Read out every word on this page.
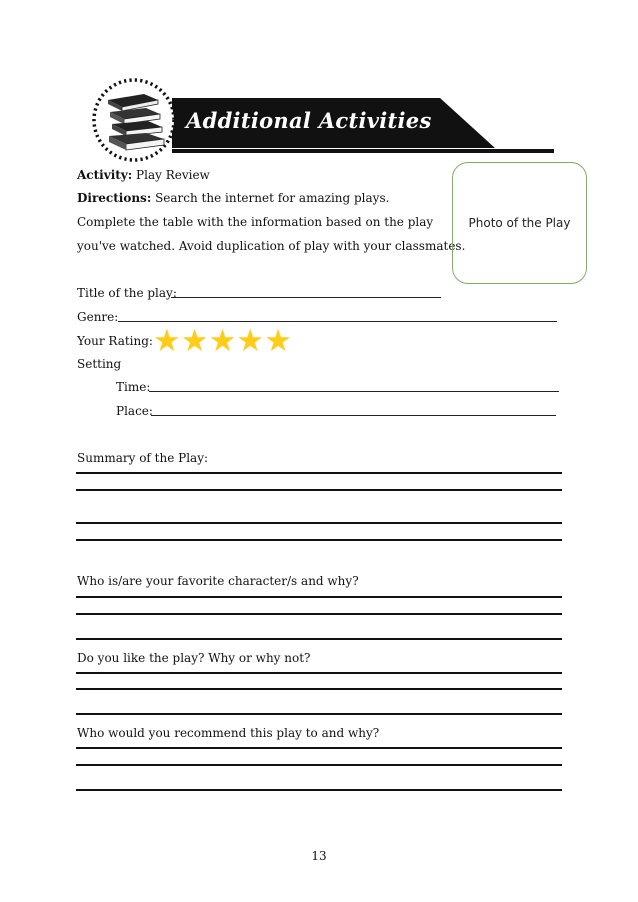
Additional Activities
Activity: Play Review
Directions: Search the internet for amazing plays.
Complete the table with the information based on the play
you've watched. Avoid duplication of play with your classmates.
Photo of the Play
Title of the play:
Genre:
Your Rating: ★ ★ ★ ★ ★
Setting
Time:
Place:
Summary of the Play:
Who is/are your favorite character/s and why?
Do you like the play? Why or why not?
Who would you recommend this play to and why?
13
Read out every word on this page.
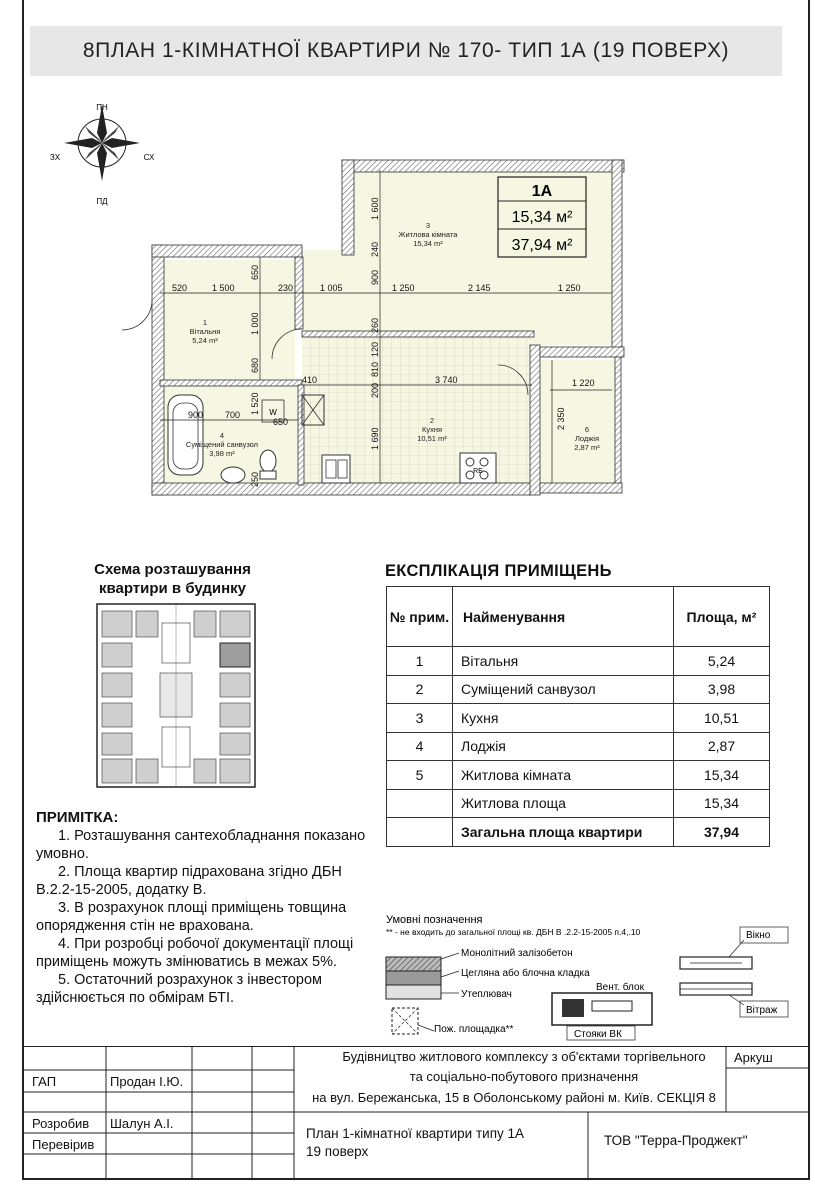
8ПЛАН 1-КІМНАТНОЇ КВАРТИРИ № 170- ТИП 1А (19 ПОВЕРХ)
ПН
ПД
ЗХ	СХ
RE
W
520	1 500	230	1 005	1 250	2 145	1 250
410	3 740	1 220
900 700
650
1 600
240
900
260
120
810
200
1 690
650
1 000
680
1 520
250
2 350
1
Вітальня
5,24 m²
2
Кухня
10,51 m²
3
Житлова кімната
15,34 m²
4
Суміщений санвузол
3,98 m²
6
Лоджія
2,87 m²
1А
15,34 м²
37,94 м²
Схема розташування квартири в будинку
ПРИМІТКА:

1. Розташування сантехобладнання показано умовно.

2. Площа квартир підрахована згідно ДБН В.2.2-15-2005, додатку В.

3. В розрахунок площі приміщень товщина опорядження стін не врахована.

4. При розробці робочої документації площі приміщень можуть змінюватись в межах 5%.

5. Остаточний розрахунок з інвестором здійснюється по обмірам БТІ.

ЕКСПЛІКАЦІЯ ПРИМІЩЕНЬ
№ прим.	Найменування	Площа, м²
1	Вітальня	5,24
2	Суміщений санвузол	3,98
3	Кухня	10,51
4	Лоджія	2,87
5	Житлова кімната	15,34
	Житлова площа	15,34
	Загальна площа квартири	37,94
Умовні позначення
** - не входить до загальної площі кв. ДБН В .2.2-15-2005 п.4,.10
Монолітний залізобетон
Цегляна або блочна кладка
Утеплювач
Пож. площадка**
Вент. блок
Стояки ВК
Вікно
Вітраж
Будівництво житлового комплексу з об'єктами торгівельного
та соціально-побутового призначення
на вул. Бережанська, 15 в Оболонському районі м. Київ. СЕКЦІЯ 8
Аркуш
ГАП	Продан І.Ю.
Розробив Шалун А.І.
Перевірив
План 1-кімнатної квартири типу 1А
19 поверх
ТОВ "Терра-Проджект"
——————
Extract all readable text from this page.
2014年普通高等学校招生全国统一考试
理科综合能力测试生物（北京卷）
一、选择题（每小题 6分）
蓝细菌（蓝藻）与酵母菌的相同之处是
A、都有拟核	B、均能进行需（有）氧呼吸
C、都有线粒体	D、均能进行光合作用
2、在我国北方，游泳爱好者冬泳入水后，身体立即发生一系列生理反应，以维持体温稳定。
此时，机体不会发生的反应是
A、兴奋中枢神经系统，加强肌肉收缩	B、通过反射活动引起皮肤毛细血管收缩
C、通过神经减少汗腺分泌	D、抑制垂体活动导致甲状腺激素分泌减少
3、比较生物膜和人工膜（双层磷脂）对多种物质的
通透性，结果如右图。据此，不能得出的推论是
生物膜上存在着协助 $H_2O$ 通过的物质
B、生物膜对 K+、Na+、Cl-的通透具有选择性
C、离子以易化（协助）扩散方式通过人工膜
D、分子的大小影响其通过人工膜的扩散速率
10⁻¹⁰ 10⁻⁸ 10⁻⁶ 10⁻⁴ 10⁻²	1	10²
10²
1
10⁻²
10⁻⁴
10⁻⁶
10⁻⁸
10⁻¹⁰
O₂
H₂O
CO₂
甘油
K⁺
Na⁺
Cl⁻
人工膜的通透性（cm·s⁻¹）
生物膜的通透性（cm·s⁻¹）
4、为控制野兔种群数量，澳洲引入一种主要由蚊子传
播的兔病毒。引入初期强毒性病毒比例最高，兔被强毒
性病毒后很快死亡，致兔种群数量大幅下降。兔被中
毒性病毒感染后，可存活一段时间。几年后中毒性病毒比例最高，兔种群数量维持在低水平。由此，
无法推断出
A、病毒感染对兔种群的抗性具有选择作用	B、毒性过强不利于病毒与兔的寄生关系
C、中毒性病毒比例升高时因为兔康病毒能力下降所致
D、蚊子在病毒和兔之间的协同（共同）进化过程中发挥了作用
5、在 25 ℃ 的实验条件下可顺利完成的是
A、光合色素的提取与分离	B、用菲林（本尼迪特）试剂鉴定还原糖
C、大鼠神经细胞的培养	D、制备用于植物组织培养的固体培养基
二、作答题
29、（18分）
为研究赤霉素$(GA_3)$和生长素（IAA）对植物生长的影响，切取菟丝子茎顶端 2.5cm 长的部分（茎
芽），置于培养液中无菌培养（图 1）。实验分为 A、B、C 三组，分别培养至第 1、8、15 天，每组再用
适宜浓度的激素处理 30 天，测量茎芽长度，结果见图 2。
——————
• _INSTRUCTIONS FOR THE TASK_: Write down every line of the data above that includes the string "with".

• _WRITTEN RESPONSE_:
Complete the table with the information based on the play
you've watched. Avoid duplication of play with your classmates.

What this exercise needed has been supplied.